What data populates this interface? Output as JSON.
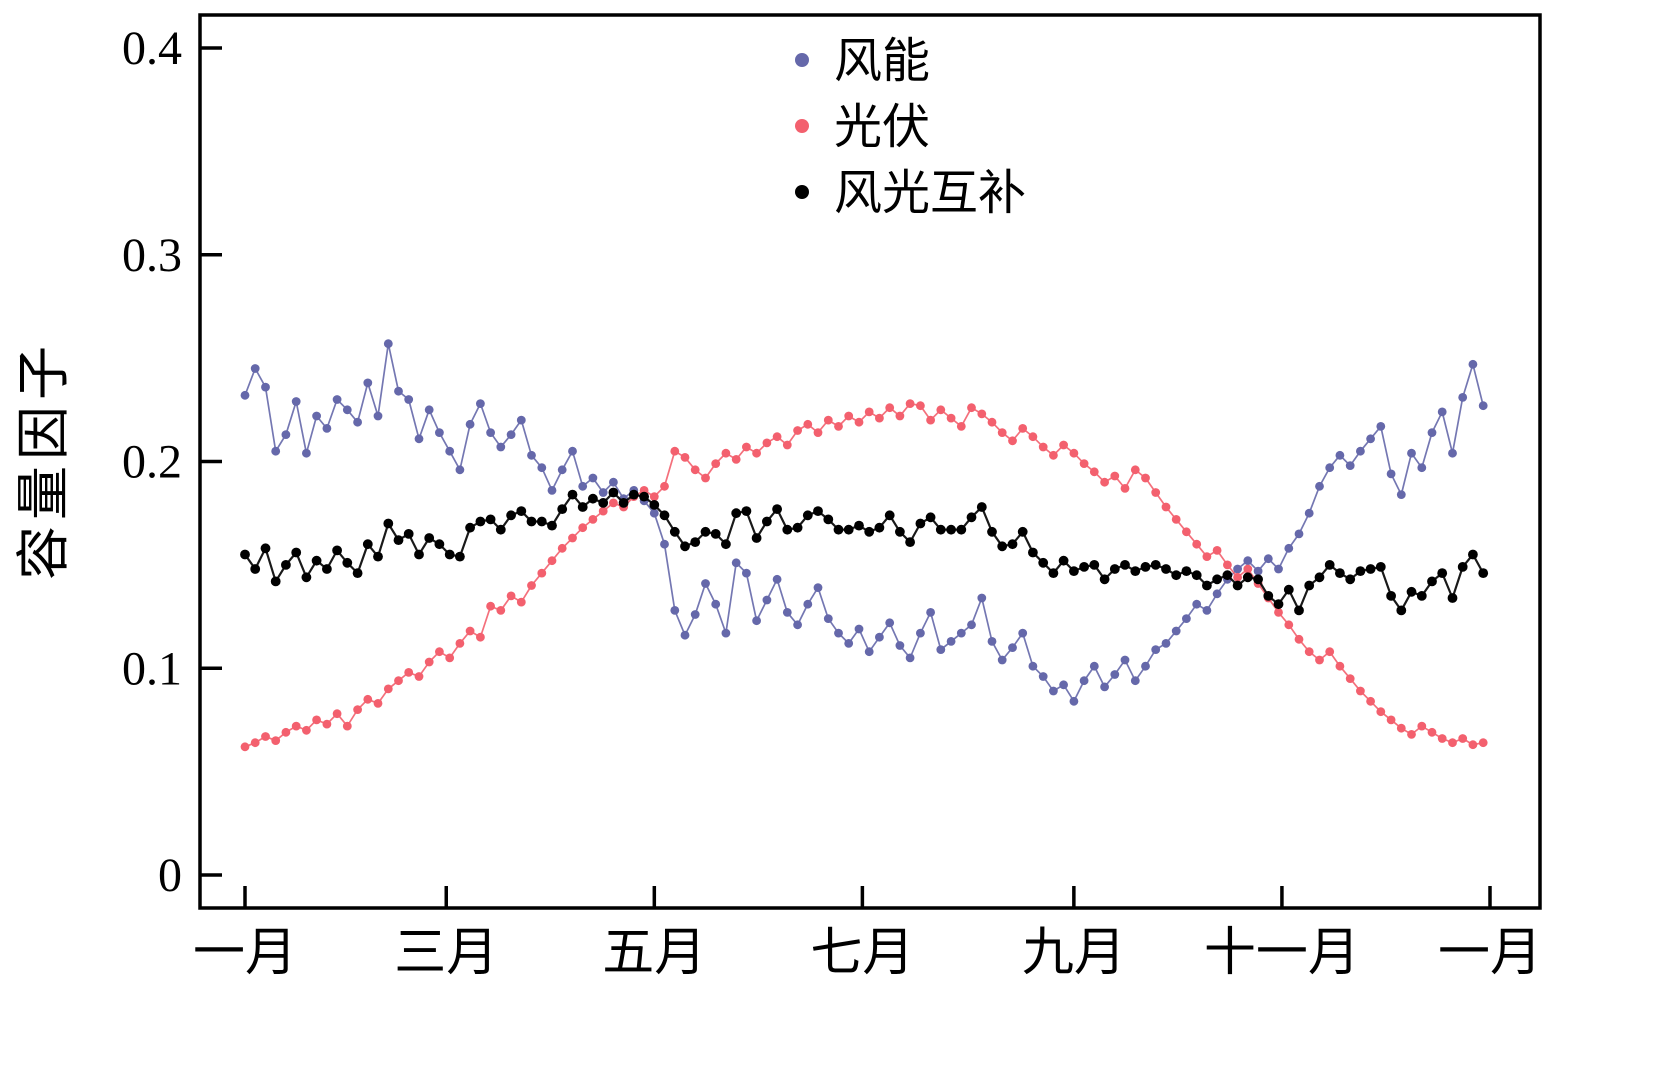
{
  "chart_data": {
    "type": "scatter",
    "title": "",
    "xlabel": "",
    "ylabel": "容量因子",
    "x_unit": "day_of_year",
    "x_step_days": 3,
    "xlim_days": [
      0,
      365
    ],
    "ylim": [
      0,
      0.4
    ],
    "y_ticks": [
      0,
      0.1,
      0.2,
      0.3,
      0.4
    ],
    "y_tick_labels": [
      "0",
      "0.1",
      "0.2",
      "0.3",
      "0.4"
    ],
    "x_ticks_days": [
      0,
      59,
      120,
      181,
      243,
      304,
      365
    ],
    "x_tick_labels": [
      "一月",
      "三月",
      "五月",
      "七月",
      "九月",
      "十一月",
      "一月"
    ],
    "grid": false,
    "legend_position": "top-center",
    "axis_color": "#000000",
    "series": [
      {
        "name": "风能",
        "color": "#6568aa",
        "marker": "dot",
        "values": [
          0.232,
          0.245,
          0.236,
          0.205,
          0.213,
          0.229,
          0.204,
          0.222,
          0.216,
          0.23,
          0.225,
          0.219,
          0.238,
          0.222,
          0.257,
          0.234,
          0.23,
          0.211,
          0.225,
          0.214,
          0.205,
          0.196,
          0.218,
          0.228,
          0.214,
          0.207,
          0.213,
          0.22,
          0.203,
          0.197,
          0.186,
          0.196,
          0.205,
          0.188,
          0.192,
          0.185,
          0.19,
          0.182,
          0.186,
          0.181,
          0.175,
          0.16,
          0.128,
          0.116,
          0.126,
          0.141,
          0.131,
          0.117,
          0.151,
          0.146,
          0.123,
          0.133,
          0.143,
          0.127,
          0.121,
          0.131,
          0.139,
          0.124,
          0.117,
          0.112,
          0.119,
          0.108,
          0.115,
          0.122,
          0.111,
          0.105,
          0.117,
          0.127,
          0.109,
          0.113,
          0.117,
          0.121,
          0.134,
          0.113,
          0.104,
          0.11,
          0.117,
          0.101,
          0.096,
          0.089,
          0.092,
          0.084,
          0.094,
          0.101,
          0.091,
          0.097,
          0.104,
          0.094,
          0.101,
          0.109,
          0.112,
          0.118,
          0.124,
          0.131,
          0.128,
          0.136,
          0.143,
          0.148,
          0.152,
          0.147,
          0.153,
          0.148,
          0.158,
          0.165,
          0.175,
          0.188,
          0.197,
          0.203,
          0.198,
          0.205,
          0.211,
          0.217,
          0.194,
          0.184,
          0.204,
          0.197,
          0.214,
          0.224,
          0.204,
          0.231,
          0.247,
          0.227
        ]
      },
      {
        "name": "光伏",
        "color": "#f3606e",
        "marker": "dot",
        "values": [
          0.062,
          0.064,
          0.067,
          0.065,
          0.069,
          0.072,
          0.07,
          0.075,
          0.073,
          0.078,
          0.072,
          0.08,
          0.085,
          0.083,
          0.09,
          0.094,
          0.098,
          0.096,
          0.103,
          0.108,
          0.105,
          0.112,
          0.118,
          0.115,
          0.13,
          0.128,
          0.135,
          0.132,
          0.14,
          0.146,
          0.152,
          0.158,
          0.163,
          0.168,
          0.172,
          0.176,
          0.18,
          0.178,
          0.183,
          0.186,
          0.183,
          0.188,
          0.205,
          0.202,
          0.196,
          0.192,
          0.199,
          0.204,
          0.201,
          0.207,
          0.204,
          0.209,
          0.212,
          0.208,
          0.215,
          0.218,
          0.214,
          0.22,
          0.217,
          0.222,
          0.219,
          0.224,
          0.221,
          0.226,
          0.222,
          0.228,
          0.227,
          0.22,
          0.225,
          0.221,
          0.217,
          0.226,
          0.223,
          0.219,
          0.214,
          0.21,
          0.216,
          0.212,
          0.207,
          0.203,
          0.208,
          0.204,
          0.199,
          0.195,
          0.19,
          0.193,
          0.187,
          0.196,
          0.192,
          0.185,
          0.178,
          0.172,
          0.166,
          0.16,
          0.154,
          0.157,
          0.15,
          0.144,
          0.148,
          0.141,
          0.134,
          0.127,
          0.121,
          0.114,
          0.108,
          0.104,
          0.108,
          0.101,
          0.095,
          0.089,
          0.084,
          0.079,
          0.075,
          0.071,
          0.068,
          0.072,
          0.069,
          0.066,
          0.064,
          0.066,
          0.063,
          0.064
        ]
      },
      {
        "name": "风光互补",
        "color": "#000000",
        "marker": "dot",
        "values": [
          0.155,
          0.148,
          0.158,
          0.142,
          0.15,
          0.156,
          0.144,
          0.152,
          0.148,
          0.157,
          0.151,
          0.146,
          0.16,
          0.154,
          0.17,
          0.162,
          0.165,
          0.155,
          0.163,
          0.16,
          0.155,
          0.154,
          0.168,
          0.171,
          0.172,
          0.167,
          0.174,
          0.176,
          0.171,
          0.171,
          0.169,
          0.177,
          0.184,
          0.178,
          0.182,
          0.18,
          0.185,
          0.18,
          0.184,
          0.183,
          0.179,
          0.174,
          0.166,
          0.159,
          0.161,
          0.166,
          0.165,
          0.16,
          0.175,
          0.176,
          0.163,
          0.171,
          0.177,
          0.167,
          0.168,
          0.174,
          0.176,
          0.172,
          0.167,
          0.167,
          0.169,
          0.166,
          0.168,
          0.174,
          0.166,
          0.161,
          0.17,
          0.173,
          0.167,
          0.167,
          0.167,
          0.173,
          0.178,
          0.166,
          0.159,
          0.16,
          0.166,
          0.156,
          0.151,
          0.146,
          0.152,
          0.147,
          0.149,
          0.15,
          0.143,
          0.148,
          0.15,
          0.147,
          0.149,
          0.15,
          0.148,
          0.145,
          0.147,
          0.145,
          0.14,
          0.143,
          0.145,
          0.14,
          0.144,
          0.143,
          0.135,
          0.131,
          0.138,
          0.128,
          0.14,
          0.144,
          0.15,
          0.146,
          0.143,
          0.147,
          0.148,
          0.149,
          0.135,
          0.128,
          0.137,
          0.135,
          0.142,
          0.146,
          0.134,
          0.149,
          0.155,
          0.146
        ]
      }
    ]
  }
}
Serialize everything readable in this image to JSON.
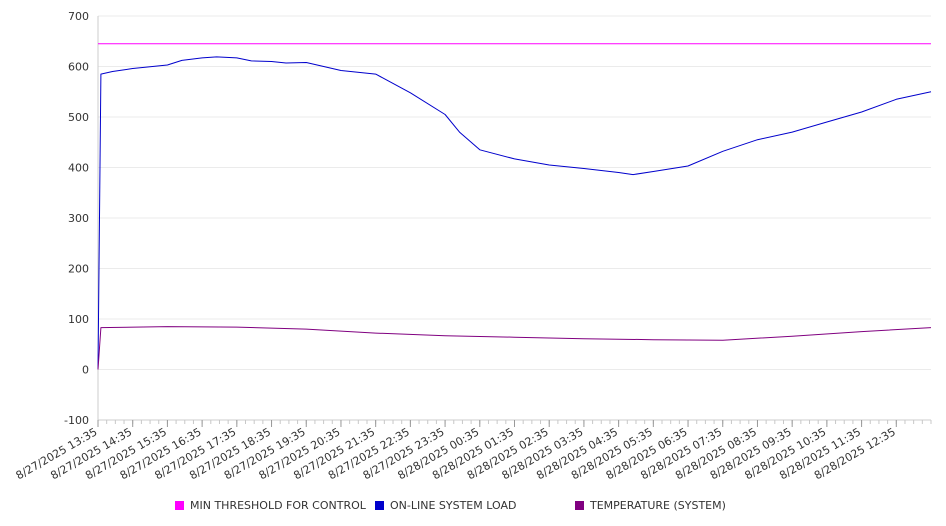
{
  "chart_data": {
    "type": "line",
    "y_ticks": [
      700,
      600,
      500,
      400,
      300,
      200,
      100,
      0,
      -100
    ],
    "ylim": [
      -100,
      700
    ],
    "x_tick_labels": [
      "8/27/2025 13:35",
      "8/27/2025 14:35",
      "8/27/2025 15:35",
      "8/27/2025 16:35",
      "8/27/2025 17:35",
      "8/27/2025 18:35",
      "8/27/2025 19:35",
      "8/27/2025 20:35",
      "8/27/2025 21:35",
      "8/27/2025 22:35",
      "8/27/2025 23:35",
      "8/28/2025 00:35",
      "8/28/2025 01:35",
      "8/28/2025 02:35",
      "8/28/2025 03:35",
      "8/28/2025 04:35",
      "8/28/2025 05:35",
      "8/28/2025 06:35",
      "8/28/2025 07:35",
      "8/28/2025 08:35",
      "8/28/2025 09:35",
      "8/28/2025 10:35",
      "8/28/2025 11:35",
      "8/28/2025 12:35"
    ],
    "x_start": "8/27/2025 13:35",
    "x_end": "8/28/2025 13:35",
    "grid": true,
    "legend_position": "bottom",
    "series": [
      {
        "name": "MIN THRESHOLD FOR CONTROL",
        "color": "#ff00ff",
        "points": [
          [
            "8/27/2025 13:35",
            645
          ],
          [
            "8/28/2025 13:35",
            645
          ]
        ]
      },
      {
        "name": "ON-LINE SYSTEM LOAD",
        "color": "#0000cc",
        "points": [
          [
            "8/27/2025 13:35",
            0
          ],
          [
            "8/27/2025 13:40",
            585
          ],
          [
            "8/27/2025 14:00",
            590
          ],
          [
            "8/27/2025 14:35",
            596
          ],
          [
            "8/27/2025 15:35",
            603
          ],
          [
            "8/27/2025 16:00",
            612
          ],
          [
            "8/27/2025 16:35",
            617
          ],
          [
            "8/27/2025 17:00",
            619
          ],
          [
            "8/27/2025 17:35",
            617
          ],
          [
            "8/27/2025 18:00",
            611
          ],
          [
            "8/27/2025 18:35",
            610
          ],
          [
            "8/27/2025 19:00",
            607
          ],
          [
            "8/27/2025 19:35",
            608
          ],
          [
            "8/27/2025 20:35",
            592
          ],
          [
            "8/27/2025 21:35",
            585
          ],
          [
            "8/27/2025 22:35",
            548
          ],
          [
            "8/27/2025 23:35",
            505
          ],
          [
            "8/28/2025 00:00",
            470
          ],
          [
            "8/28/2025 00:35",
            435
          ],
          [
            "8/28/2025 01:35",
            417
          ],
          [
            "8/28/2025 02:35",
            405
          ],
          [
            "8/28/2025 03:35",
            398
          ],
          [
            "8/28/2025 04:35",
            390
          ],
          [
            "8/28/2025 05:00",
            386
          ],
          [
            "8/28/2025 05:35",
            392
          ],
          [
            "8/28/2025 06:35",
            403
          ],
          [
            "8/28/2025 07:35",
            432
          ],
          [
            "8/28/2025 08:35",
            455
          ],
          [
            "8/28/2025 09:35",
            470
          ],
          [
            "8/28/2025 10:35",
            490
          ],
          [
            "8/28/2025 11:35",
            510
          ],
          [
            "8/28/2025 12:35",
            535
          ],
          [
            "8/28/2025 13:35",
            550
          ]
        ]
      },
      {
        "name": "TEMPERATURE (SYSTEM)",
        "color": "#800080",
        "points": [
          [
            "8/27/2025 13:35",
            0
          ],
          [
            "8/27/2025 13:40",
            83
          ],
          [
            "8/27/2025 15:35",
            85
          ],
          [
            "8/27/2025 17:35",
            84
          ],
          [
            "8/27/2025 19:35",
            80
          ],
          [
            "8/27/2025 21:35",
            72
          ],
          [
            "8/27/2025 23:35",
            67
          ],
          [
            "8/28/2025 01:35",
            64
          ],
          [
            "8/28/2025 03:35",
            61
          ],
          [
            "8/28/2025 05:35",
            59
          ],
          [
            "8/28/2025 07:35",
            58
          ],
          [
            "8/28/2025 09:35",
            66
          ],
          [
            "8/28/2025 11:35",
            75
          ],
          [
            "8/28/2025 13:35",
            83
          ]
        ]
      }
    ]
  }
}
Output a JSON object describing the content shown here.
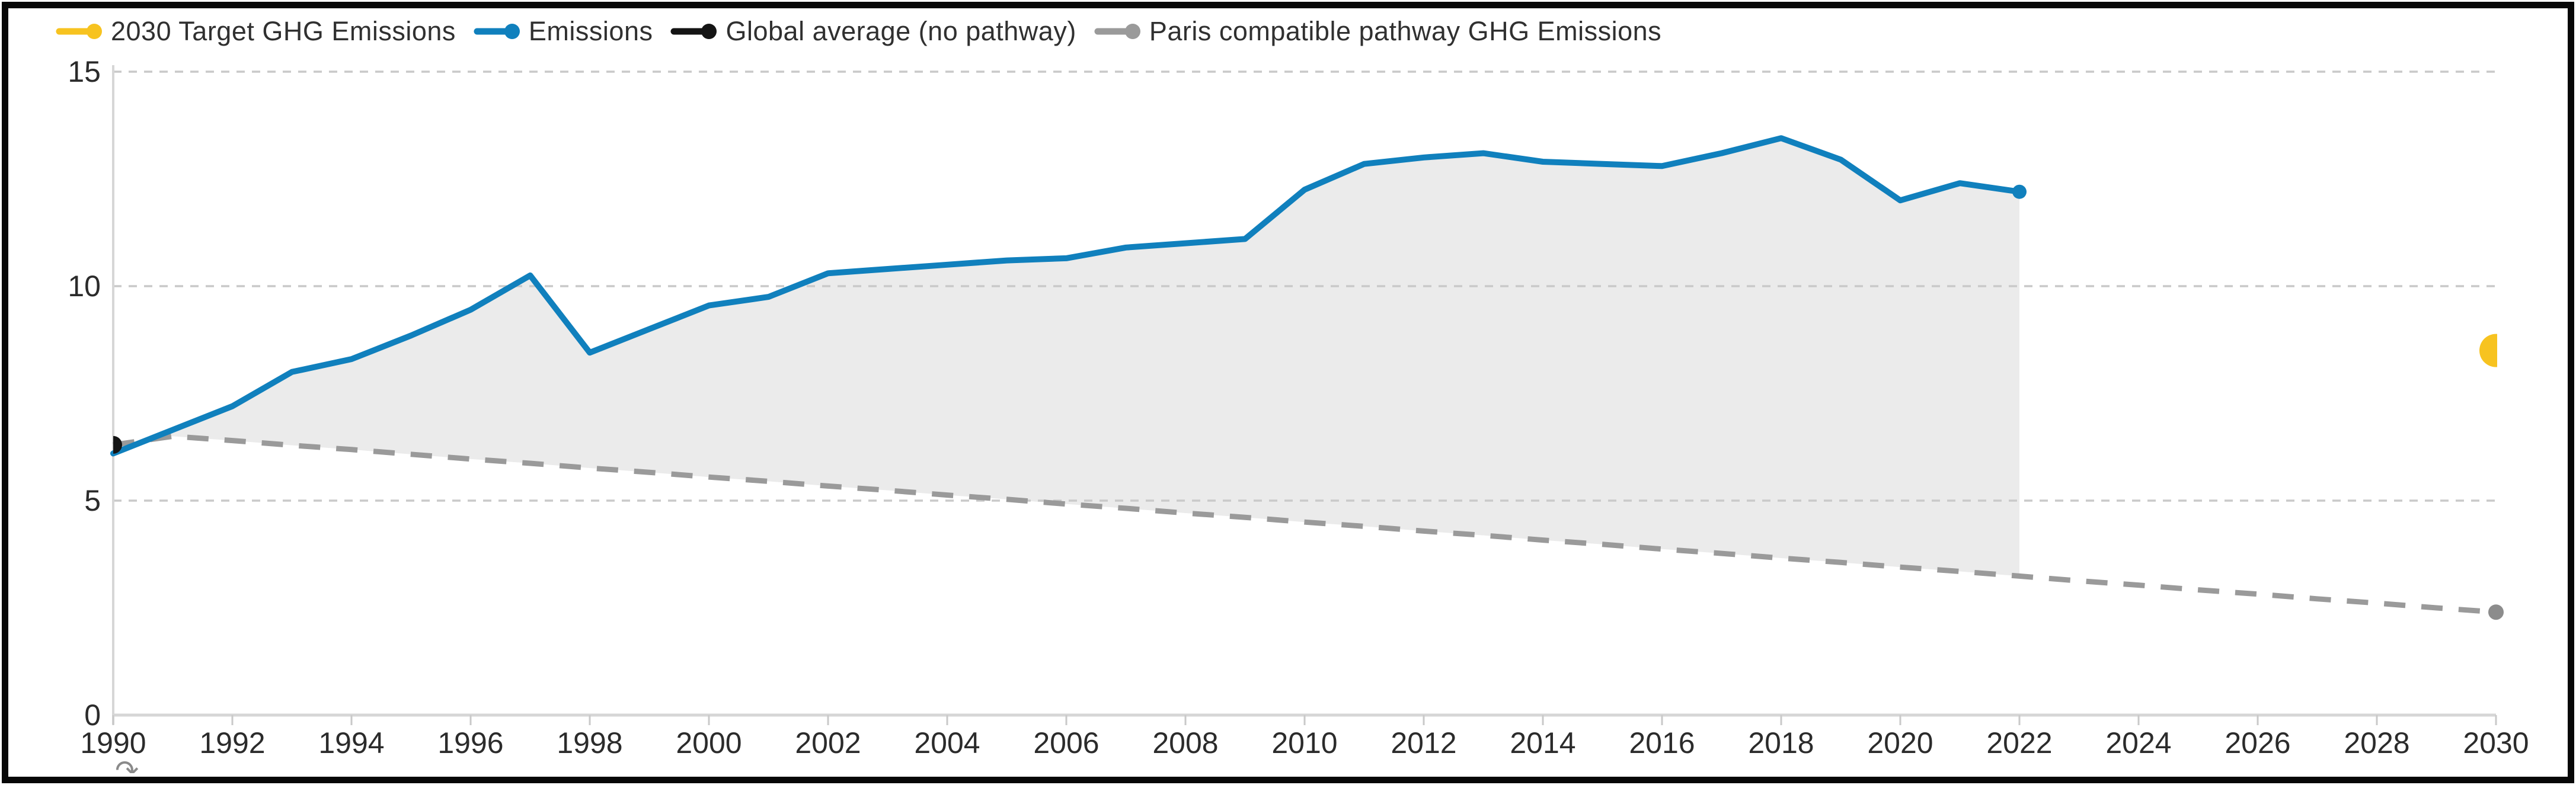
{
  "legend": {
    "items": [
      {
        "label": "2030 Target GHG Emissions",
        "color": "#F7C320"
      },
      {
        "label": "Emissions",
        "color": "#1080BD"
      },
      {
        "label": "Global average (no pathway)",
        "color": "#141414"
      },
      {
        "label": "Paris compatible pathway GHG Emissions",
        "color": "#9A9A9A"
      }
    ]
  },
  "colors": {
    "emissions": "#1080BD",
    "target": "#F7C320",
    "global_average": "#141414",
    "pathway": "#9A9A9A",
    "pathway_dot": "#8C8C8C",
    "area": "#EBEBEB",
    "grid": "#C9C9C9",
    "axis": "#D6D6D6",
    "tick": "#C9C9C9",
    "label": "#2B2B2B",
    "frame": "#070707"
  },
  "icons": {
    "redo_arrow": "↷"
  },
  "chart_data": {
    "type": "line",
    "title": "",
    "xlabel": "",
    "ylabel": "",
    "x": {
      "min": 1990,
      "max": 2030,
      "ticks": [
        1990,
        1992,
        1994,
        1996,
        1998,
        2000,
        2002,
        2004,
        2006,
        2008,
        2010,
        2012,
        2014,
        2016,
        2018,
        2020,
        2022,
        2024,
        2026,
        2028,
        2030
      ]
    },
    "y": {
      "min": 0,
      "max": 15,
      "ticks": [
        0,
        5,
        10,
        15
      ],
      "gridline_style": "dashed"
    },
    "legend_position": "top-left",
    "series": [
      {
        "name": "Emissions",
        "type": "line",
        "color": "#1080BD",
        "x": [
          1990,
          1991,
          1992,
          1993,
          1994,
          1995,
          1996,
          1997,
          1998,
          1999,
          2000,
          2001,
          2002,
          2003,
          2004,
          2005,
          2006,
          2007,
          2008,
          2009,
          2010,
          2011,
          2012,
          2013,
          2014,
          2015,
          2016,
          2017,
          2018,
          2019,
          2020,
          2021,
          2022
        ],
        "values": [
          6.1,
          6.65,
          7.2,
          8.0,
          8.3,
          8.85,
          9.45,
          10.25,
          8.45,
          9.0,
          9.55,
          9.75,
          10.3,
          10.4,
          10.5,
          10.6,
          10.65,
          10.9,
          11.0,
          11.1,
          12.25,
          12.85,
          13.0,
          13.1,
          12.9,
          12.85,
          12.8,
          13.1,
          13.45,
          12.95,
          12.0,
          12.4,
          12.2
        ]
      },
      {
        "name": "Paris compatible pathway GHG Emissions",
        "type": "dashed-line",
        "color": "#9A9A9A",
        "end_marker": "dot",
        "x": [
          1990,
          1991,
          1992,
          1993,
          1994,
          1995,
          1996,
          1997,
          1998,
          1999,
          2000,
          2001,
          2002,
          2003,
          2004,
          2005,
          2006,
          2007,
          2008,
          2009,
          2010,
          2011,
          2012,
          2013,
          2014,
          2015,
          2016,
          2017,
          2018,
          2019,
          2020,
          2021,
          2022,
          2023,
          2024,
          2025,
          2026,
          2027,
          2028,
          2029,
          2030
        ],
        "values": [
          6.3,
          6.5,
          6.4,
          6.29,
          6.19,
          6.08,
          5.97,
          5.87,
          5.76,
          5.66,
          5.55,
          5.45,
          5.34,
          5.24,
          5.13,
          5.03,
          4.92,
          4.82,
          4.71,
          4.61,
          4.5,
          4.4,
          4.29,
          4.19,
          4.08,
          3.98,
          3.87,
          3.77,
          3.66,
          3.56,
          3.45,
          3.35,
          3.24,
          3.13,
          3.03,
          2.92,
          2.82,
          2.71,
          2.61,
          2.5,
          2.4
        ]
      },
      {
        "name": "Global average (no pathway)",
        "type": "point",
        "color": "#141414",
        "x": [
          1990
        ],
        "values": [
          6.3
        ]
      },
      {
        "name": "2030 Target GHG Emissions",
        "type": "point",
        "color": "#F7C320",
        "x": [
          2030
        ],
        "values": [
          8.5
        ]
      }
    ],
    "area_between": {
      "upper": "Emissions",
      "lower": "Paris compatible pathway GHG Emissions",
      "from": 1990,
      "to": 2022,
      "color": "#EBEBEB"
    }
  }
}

* **GIVEN TASK**
Show the lines of the records that include the string "name".

* **REPLY TO THE TASK**
        "name": "风能",
        "name": "光伏",
        "name": "风光互补",
        "name": "MIN THRESHOLD FOR CONTROL",
        "name": "ON-LINE SYSTEM LOAD",
        "name": "TEMPERATURE (SYSTEM)",
        "name": "Emissions",
        "name": "Paris compatible pathway GHG Emissions",
        "name": "Global average (no pathway)",
        "name": "2030 Target GHG Emissions",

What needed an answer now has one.